TASK OBJECTIVE:
Output every line exactly as written. Leave out pictures.

LISTED RECORDS:
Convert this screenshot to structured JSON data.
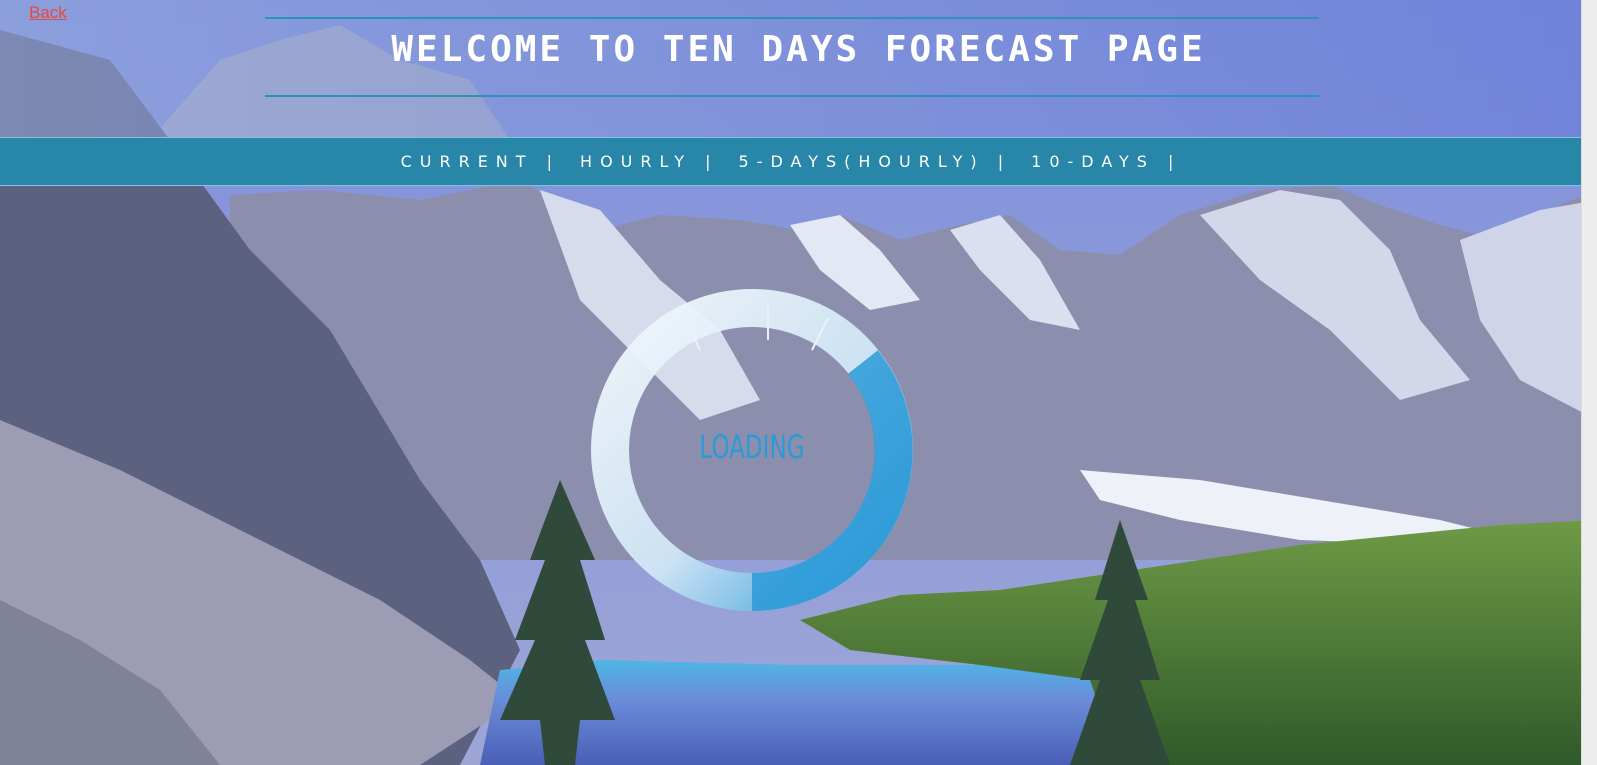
{
  "header": {
    "title": "WELCOME TO TEN DAYS FORECAST PAGE",
    "back_label": "Back"
  },
  "nav": {
    "items": [
      {
        "label": "CURRENT |"
      },
      {
        "label": "HOURLY |"
      },
      {
        "label": "5-DAYS(HOURLY) |"
      },
      {
        "label": "10-DAYS |"
      }
    ]
  },
  "loader": {
    "label": "LOADING"
  },
  "colors": {
    "accent": "#2887a8",
    "loader_blue": "#2a9ad8",
    "back_link": "#e8483e"
  }
}
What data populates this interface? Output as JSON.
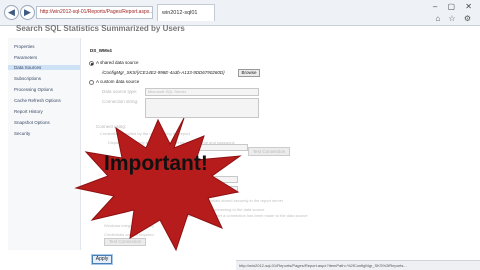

SOLUTION BELOW:
Convert this screenshot to structured JSON data.
{
  "header": {
    "title": "WELCOME TO TEN DAYS FORECAST PAGE",
    "back_label": "Back"
  },
  "nav": {
    "items": [
      {
        "label": "CURRENT |"
      },
      {
        "label": "HOURLY |"
      },
      {
        "label": "5-DAYS(HOURLY) |"
      },
      {
        "label": "10-DAYS |"
      }
    ]
  },
  "loader": {
    "label": "LOADING"
  },
  "colors": {
    "accent": "#2887a8",
    "loader_blue": "#2a9ad8",
    "back_link": "#e8483e"
  }
}
What data populates this interface? Output as JSON.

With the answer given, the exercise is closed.